Excerpted records —
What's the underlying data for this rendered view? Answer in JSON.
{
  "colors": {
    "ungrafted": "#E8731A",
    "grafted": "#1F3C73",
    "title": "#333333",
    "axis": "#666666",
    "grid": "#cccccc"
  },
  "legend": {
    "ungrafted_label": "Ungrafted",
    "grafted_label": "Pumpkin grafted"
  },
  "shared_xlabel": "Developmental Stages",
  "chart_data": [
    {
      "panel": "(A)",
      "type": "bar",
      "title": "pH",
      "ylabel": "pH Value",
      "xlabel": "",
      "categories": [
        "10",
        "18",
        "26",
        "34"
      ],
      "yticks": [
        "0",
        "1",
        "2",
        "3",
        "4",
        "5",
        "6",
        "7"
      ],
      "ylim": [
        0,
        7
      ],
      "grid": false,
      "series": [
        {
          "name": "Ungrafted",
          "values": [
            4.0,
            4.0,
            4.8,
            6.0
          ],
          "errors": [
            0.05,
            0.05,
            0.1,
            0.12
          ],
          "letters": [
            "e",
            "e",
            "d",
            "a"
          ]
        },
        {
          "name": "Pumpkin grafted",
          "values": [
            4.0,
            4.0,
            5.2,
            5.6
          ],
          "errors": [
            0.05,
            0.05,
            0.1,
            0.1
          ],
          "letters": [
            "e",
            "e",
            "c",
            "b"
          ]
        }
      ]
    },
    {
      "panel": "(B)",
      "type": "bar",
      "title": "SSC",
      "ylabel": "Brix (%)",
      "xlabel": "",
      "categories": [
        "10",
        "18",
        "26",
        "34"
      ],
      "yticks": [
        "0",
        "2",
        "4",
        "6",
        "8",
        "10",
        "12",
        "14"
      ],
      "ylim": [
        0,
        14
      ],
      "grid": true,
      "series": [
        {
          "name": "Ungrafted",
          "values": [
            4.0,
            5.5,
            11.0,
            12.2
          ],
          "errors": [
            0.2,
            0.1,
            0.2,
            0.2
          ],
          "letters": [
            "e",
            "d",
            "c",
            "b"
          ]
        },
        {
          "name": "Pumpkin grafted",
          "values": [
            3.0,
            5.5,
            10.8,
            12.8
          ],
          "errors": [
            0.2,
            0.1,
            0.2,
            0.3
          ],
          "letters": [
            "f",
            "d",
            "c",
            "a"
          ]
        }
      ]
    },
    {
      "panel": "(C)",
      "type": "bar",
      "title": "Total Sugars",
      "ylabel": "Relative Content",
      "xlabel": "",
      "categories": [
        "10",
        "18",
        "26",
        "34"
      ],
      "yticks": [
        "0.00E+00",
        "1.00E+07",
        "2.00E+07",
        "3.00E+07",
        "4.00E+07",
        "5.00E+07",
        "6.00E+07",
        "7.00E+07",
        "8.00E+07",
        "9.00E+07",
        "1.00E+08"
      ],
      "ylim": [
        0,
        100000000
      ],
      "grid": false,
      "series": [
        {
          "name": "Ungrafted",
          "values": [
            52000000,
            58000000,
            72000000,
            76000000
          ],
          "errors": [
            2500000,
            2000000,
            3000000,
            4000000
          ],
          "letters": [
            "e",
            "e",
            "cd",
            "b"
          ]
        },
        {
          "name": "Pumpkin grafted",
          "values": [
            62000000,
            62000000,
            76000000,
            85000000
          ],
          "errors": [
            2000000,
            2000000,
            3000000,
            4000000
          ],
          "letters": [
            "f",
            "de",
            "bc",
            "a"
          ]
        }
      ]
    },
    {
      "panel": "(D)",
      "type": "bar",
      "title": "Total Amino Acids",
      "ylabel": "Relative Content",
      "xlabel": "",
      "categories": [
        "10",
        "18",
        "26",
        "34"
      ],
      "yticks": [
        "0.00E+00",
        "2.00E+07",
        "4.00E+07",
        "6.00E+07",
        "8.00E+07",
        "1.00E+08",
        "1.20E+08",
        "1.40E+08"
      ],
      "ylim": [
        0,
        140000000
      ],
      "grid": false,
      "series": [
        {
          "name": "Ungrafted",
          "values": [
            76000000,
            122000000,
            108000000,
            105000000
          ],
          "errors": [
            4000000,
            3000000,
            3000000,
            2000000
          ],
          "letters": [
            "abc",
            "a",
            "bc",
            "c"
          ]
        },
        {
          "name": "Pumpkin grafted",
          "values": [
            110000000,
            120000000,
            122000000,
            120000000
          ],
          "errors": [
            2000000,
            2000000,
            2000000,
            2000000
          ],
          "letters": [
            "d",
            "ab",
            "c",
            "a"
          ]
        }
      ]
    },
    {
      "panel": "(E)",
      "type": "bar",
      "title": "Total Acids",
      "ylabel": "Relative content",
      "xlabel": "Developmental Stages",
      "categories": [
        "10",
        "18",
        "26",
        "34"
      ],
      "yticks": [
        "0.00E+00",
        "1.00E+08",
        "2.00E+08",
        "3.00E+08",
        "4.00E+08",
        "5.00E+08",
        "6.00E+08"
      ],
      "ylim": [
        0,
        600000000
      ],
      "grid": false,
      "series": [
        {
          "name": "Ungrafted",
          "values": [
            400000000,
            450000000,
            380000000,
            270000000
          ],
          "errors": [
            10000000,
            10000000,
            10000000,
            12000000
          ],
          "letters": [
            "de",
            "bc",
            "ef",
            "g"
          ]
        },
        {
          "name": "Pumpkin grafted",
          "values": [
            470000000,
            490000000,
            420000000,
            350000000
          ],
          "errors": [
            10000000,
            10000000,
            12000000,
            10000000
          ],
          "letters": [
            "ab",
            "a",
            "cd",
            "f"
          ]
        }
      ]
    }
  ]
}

* * *

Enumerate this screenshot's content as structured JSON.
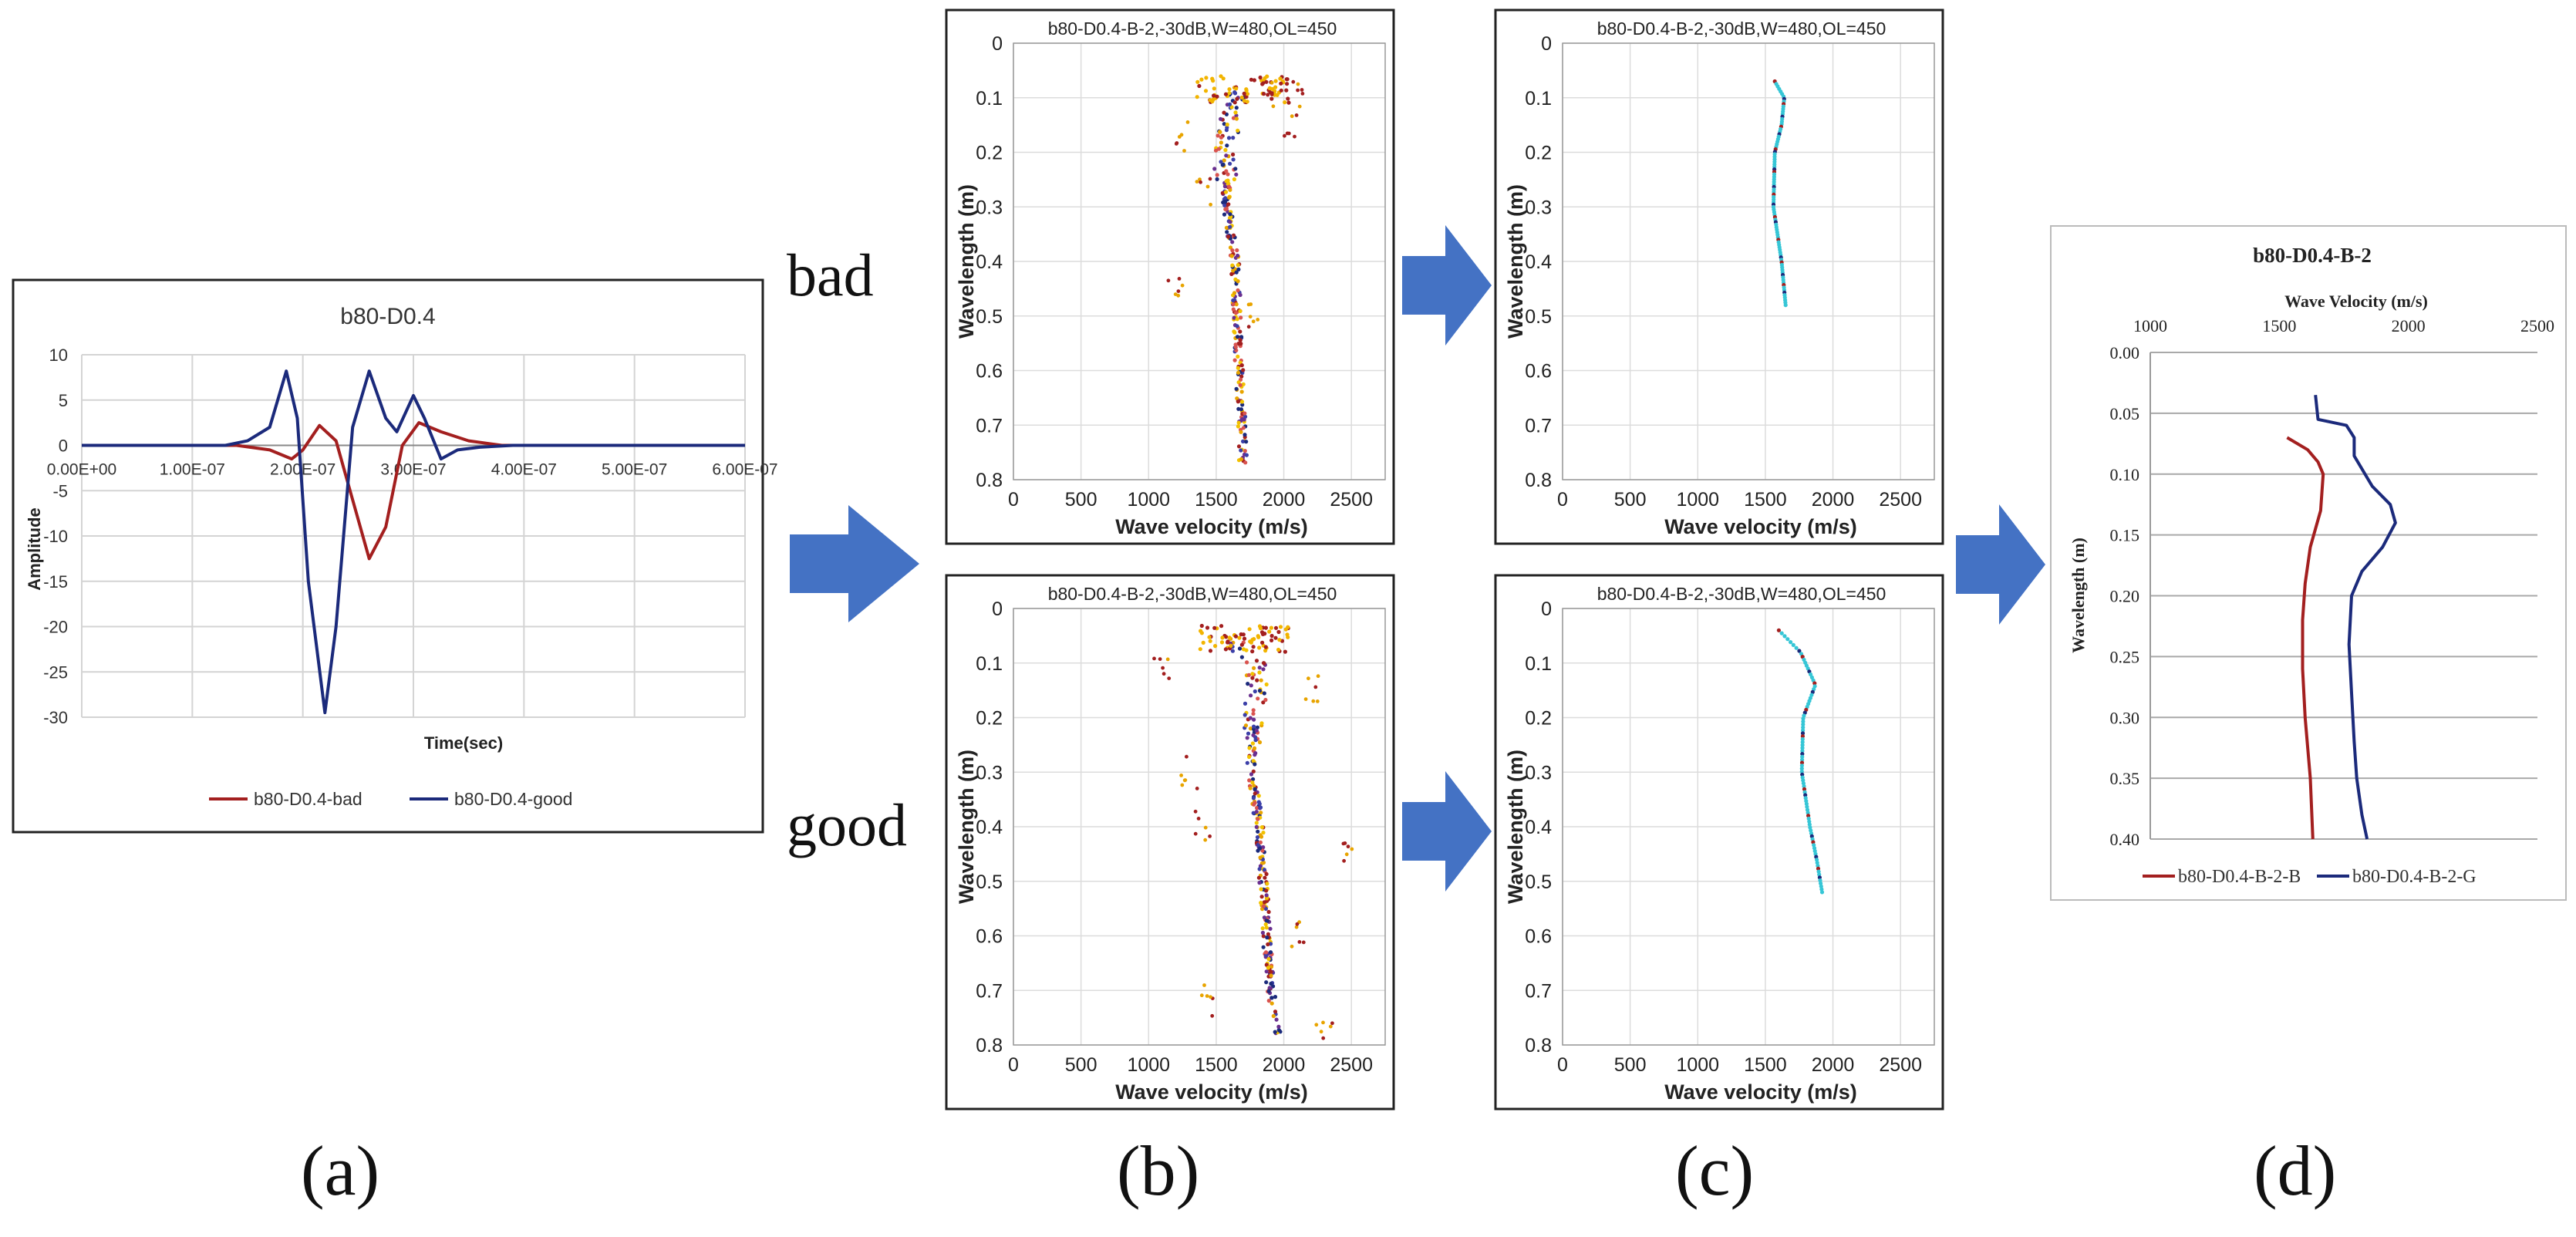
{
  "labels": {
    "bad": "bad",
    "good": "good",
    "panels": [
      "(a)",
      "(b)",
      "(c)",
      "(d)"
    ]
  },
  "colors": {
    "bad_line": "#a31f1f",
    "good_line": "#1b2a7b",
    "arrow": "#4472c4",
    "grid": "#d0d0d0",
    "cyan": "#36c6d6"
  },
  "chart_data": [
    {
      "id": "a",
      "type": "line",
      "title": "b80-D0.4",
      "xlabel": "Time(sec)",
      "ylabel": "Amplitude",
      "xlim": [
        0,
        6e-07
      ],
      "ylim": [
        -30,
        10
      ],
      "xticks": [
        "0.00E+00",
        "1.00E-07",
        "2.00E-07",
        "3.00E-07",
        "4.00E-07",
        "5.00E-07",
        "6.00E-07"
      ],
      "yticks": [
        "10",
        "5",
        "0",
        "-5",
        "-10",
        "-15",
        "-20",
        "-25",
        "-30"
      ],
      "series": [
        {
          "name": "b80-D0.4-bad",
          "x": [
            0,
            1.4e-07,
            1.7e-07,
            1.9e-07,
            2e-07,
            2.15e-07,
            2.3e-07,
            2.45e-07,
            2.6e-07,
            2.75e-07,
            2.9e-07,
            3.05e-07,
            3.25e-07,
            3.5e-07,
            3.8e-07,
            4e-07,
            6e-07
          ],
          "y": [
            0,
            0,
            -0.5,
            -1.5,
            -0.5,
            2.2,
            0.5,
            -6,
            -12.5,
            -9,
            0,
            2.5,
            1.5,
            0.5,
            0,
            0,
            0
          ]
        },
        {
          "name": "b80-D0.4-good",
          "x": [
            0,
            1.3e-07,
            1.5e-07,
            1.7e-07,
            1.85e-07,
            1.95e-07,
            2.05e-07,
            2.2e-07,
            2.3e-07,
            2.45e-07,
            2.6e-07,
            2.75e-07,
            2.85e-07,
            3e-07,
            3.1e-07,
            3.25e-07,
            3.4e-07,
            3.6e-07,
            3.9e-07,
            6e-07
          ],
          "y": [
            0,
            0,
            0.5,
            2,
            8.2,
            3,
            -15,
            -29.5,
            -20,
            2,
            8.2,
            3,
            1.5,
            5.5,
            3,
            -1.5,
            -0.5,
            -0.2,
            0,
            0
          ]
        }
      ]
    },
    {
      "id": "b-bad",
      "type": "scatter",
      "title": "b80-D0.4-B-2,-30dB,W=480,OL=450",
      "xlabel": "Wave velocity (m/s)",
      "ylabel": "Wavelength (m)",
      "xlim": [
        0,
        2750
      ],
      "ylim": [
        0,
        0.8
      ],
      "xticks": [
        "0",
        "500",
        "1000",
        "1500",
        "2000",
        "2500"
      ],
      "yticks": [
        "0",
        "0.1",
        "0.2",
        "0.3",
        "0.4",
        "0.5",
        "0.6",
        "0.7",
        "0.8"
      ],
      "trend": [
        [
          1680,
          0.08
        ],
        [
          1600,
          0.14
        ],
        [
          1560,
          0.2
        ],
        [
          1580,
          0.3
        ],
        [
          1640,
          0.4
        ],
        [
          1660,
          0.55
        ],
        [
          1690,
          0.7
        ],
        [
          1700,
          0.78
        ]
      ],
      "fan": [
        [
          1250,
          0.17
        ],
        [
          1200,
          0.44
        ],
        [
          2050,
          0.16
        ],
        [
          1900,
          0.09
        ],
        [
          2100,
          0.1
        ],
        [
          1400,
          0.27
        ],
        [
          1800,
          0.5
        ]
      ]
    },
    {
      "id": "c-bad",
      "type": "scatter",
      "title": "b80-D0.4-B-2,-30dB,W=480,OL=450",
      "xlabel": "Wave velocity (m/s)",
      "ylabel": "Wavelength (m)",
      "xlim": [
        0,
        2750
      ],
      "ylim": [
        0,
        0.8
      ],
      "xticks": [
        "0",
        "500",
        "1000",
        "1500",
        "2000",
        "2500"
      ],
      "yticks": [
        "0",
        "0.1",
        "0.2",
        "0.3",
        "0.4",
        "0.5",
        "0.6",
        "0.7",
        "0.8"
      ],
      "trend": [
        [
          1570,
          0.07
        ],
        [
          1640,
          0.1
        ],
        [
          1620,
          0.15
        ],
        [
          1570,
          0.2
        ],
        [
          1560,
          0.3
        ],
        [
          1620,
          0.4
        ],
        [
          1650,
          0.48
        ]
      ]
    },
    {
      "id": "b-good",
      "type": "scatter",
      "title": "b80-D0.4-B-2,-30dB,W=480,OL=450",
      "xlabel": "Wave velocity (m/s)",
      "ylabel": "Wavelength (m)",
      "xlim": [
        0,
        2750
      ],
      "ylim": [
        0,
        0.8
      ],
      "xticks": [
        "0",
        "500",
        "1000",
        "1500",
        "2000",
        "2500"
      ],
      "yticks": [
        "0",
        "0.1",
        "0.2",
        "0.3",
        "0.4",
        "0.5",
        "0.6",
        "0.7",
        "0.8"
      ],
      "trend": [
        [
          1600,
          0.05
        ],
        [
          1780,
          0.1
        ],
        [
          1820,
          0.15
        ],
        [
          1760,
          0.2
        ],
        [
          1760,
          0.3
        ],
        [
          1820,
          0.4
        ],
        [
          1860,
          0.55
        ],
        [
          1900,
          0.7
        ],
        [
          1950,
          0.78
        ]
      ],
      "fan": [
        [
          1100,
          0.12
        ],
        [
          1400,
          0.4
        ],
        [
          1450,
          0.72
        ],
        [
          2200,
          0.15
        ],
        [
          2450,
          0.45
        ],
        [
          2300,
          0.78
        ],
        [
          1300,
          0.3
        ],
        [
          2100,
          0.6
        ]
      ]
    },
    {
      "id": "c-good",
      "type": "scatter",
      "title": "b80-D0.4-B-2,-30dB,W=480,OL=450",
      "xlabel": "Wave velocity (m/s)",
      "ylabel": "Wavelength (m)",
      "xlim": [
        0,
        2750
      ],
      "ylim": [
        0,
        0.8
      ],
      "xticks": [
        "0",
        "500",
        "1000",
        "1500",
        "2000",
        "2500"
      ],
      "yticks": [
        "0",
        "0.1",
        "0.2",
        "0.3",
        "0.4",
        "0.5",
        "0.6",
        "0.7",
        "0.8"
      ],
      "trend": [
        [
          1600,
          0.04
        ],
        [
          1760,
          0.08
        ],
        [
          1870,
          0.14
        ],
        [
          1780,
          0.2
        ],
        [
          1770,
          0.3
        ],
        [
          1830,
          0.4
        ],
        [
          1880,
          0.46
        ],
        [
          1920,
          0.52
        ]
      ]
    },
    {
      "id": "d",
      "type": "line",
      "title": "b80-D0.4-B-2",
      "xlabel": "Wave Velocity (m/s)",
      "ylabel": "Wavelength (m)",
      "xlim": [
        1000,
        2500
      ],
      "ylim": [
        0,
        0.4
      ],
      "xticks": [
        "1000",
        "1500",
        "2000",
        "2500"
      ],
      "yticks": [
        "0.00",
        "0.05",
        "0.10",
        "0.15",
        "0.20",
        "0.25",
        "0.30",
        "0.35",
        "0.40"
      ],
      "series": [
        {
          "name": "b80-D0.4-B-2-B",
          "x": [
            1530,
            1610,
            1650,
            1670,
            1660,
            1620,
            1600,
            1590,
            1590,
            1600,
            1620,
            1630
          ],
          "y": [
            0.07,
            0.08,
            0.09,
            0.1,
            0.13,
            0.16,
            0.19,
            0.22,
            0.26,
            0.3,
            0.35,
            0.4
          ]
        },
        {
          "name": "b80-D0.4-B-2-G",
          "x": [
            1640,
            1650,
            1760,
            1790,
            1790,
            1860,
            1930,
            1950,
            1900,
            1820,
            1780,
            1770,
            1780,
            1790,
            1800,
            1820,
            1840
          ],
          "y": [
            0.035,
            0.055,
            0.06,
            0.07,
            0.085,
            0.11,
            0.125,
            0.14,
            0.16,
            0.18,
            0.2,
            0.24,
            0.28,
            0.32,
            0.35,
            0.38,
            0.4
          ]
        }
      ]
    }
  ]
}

==

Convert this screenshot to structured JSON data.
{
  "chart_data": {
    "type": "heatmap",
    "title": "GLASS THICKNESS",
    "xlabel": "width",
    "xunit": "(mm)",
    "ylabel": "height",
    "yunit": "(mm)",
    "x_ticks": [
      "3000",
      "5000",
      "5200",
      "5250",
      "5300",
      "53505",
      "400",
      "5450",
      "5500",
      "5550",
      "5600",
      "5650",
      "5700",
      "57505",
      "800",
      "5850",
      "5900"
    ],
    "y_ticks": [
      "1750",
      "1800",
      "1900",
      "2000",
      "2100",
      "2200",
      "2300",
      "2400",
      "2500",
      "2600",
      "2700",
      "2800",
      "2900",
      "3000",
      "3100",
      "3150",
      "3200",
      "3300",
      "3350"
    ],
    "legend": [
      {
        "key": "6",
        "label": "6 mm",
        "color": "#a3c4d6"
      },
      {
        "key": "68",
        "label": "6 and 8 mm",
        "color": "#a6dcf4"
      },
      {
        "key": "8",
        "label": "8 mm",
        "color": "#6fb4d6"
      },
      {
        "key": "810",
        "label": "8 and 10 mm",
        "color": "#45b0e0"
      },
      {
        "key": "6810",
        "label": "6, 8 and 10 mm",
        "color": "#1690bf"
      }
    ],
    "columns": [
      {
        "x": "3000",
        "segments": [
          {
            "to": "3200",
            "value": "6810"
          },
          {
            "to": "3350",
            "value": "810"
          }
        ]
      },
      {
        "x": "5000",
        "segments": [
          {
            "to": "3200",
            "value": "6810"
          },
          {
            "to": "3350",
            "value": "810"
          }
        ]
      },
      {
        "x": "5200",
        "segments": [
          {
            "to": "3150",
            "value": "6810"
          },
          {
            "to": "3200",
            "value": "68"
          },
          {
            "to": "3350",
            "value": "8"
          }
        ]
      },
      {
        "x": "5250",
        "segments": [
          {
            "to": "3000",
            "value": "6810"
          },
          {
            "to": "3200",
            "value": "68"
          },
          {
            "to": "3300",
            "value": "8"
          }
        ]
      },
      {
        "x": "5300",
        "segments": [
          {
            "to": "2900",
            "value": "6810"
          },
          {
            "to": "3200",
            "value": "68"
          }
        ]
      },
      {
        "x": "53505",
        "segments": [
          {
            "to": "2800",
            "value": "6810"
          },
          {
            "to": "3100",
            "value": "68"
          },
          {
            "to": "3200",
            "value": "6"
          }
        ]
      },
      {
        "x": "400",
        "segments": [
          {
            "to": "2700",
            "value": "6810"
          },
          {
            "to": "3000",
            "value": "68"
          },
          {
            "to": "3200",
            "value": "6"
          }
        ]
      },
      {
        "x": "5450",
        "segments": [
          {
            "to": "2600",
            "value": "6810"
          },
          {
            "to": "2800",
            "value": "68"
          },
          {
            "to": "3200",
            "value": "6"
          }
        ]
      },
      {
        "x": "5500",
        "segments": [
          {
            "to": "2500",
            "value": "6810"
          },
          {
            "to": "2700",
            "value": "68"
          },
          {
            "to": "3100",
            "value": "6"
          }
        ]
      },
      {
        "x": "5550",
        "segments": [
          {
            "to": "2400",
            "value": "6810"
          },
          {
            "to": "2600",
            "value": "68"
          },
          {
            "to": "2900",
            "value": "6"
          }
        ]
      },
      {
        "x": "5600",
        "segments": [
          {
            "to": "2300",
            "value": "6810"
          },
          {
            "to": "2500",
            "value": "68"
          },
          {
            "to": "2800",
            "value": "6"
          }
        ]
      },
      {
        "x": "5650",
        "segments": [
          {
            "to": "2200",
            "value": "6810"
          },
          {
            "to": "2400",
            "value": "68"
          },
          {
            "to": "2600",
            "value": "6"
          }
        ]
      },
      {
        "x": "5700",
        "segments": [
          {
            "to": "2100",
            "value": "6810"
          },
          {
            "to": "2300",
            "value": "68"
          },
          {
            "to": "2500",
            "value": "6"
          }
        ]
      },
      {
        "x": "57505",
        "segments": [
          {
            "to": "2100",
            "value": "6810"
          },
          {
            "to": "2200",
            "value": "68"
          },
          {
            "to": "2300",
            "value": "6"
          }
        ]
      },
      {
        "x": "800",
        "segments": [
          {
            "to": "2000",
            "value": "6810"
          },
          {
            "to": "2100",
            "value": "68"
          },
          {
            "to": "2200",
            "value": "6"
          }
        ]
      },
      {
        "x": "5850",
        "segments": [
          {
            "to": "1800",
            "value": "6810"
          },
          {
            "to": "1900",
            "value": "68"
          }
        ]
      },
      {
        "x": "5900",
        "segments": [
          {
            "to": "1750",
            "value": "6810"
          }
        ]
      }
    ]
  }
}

What to work on — Reply with the number of lines in the data that include the string "this" and nothing else.

Answer — 3